● **EXERCICE**
Citez le passage du texte de lecture qui commence par « Racines mêlées » et s'achève sur « que l'autre vive. ».

● **TEXTE DE LECTURE**

────────

Racines mêlées
Ici commence notre voyage dans la forêt aux mille visages. Nous y entrons nus, nous en sortirons sages. Notre chair offerte à la fraîcheur fertile, nos narines ouvertes à l'odeur enivrante des sous-bois, notre regard apprivoise doucement la pénombre. Cela faisait si longtemps que nous n'avions goûté la douceur du foyer. 

Peuple des cimes, tournés vers la lumière, enfants de la terre, nourris d'humus. Grandis dans la jungle touffue, sur les flancs venteux des collines ou dans les sages rangées du verger.
Tous adelphes, enfants de la sylvie et de la rosée, saurons-nous seulement nous reconnaître ? Autour de nous, la forêt de l'humanité respire à l'unissons. Dans ses veines, une même rosée. Ni bien, ni mal, ni guerre, ni paix, celui-là meurt pour que l'autre vive.

────────

● **DONNÉES FOURNIES**
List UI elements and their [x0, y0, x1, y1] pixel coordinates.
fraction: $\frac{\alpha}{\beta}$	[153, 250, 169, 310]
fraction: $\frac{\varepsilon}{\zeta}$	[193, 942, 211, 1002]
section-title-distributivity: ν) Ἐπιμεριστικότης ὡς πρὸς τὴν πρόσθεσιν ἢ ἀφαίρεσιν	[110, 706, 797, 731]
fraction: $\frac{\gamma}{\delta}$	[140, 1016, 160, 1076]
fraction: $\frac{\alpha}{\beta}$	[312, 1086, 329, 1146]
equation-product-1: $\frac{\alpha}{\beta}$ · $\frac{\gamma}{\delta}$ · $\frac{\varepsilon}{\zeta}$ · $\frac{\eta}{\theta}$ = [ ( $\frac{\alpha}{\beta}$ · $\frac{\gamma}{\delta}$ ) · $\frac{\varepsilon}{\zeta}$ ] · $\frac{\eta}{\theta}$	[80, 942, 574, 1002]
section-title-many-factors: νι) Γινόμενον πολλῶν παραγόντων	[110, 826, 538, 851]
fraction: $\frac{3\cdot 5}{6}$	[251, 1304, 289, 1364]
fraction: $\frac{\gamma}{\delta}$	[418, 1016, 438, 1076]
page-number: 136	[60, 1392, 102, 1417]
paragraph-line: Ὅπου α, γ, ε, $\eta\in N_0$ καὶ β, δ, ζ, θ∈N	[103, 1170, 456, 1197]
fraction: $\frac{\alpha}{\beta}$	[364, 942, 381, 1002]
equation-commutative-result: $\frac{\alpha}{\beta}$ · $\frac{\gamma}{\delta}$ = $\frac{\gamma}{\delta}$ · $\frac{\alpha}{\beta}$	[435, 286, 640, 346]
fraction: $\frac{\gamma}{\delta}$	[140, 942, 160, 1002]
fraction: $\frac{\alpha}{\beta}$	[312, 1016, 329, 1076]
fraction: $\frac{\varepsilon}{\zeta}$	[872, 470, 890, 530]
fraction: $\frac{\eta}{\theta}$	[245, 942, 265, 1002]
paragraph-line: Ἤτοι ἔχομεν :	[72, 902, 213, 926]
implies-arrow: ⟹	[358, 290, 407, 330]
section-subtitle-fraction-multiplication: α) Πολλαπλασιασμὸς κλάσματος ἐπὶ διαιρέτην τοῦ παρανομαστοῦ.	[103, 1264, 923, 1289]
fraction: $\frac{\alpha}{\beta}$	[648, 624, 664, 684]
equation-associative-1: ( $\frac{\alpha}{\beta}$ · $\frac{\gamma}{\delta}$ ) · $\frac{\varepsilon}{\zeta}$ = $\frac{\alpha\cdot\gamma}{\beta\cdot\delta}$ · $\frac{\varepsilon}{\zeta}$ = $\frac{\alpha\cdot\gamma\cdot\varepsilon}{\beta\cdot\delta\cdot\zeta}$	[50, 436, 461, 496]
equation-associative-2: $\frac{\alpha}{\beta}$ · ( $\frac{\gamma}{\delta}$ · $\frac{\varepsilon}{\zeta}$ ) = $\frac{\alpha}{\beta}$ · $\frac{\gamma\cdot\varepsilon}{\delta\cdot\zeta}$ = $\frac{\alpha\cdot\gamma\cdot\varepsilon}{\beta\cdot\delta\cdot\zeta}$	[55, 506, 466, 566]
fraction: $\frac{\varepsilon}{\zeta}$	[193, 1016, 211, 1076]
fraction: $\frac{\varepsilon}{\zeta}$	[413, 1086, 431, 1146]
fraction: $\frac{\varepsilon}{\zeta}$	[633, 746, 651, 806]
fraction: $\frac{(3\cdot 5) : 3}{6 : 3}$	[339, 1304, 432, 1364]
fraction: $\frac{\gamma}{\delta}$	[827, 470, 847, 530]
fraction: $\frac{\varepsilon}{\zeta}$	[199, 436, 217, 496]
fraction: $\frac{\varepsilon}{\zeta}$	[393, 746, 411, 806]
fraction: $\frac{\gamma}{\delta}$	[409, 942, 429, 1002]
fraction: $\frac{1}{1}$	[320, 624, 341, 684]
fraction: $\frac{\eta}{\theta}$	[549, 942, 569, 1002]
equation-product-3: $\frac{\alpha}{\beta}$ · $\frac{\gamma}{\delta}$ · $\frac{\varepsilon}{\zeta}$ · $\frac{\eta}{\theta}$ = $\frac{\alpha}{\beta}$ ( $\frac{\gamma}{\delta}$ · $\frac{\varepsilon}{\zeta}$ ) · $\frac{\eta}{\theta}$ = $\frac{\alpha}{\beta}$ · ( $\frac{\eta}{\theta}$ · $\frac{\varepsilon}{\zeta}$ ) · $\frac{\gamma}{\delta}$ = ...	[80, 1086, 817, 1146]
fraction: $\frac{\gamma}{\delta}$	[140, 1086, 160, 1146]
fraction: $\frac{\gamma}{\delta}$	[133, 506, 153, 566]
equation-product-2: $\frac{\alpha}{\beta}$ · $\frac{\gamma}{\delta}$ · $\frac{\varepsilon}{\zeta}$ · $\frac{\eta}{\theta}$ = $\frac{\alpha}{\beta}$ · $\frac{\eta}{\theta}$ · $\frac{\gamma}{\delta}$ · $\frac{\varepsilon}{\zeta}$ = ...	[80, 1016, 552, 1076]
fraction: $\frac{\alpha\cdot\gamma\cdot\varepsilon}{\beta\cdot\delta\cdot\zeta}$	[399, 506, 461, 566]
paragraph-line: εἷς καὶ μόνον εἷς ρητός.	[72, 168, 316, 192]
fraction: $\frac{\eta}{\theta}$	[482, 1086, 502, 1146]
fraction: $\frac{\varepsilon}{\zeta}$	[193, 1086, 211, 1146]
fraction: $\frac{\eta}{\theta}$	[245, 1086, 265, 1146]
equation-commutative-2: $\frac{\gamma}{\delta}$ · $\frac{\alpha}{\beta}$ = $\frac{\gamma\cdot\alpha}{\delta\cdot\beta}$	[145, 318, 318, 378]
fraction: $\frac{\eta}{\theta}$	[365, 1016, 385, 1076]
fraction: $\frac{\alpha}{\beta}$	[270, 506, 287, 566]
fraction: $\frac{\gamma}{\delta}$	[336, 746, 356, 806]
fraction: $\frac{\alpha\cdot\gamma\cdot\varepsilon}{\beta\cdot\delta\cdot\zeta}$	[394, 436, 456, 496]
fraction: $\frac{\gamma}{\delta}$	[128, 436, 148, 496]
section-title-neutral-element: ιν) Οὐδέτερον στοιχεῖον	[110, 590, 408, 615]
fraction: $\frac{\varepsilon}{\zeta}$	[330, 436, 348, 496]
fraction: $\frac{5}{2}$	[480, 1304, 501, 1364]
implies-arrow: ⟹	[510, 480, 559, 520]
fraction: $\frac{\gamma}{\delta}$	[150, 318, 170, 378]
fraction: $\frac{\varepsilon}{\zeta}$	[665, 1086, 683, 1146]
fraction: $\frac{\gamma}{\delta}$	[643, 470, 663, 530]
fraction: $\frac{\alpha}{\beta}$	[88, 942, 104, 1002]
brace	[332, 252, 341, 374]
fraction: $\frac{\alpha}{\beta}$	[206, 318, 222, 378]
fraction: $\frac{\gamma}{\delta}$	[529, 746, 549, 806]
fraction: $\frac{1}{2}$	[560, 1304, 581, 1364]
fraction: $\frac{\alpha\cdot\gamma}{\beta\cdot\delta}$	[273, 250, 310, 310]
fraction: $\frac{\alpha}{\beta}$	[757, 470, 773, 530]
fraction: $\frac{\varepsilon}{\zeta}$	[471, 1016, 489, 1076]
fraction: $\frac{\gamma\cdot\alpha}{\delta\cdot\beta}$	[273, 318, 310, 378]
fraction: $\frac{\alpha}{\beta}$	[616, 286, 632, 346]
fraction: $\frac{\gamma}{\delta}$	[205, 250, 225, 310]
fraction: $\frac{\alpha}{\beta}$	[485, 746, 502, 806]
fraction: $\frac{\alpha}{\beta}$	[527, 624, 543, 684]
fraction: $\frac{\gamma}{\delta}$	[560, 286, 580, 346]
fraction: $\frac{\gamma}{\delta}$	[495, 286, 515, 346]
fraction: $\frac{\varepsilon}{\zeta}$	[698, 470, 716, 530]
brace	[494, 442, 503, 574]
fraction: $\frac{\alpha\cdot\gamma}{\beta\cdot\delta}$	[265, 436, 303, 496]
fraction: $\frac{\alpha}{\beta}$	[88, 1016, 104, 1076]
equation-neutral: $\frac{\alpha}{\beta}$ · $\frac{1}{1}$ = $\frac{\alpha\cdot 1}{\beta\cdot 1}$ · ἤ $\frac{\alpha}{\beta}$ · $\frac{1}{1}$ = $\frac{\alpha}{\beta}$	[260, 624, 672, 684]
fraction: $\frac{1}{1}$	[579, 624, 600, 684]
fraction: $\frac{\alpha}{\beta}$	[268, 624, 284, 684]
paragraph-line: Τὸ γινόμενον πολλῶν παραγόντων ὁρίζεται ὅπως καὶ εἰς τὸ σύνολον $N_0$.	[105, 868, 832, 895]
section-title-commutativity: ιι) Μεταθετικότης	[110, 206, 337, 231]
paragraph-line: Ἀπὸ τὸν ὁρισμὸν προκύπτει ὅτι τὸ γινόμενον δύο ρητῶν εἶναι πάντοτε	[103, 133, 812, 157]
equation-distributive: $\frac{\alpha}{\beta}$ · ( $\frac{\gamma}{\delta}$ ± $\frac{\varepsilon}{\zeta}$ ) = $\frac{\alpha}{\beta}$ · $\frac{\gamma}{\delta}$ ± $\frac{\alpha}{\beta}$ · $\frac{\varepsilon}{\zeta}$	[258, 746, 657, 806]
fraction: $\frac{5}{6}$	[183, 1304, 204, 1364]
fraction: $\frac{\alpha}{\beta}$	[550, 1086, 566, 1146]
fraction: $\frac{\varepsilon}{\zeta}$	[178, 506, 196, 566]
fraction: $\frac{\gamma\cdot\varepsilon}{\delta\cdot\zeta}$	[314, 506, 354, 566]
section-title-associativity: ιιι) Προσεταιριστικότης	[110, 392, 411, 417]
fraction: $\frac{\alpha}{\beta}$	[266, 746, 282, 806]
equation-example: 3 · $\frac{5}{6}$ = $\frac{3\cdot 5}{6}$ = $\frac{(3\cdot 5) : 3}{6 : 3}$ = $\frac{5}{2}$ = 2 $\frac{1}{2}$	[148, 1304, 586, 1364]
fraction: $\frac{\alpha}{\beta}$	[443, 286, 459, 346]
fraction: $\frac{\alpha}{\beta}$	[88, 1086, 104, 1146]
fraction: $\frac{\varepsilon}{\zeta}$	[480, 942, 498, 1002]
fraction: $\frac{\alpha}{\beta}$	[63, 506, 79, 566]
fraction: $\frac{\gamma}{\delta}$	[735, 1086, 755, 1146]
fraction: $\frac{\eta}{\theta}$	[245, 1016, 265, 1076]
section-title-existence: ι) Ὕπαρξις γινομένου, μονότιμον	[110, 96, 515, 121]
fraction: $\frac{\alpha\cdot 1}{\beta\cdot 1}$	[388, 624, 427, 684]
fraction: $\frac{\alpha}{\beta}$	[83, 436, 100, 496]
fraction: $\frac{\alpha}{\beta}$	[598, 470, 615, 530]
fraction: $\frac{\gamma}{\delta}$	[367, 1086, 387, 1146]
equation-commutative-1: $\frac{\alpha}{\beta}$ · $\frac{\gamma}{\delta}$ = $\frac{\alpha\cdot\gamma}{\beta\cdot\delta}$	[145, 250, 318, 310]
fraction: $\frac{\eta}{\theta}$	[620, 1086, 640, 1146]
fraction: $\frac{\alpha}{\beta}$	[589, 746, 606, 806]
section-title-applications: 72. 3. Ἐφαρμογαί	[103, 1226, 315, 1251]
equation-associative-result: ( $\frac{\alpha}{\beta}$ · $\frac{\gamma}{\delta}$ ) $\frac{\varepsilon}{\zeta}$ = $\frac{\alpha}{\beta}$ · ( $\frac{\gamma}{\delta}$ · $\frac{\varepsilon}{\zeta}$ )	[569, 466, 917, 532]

────────

● **RÉPONSE**
Racines mêlées
Ici commence notre voyage dans la forêt aux mille visages. Nous y entrons nus, nous en sortirons sages. Notre chair offerte à la fraîcheur fertile, nos narines ouvertes à l'odeur enivrante des sous-bois, notre regard apprivoise doucement la pénombre. Cela faisait si longtemps que nous n'avions goûté la douceur du foyer. 

Peuple des cimes, tournés vers la lumière, enfants de la terre, nourris d'humus. Grandis dans la jungle touffue, sur les flancs venteux des collines ou dans les sages rangées du verger.
Tous adelphes, enfants de la sylvie et de la rosée, saurons-nous seulement nous reconnaître ? Autour de nous, la forêt de l'humanité respire à l'unissons. Dans ses veines, une même rosée. Ni bien, ni mal, ni guerre, ni paix, celui-là meurt pour que l'autre vive.